Pick out each line of the records in which the word "φορτίο" appears.

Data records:
━━━━━━━━━━━━━━━━━━━━━━━━━━━━━━

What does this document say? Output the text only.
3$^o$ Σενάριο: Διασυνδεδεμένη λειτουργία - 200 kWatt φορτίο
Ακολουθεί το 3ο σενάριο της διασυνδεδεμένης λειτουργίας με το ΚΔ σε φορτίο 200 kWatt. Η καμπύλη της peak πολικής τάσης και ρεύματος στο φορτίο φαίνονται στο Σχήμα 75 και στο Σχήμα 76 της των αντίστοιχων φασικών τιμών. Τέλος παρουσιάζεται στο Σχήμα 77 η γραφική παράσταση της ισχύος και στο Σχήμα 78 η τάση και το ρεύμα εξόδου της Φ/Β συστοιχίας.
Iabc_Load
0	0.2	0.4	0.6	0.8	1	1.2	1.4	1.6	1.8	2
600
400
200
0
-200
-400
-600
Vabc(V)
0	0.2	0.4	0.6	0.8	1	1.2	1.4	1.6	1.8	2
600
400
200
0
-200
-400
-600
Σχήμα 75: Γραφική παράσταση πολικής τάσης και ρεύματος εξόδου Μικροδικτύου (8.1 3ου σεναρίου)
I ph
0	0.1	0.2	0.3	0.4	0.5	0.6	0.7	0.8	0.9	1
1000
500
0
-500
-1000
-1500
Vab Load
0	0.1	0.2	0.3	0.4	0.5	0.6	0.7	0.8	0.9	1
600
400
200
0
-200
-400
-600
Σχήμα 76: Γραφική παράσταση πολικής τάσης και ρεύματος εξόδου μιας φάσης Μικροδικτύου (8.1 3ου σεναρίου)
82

━━━━━━━━━━━━━━━━━━━━━━━━━━━━━━

Response for this exercise:
3$^o$ Σενάριο: Διασυνδεδεμένη λειτουργία - 200 kWatt φορτίο
Ακολουθεί το 3ο σενάριο της διασυνδεδεμένης λειτουργίας με το ΚΔ σε φορτίο 200 kWatt. Η καμπύλη της peak πολικής τάσης και ρεύματος στο φορτίο φαίνονται στο Σχήμα 75 και στο Σχήμα 76 της των αντίστοιχων φασικών τιμών. Τέλος παρουσιάζεται στο Σχήμα 77 η γραφική παράσταση της ισχύος και στο Σχήμα 78 η τάση και το ρεύμα εξόδου της Φ/Β συστοιχίας.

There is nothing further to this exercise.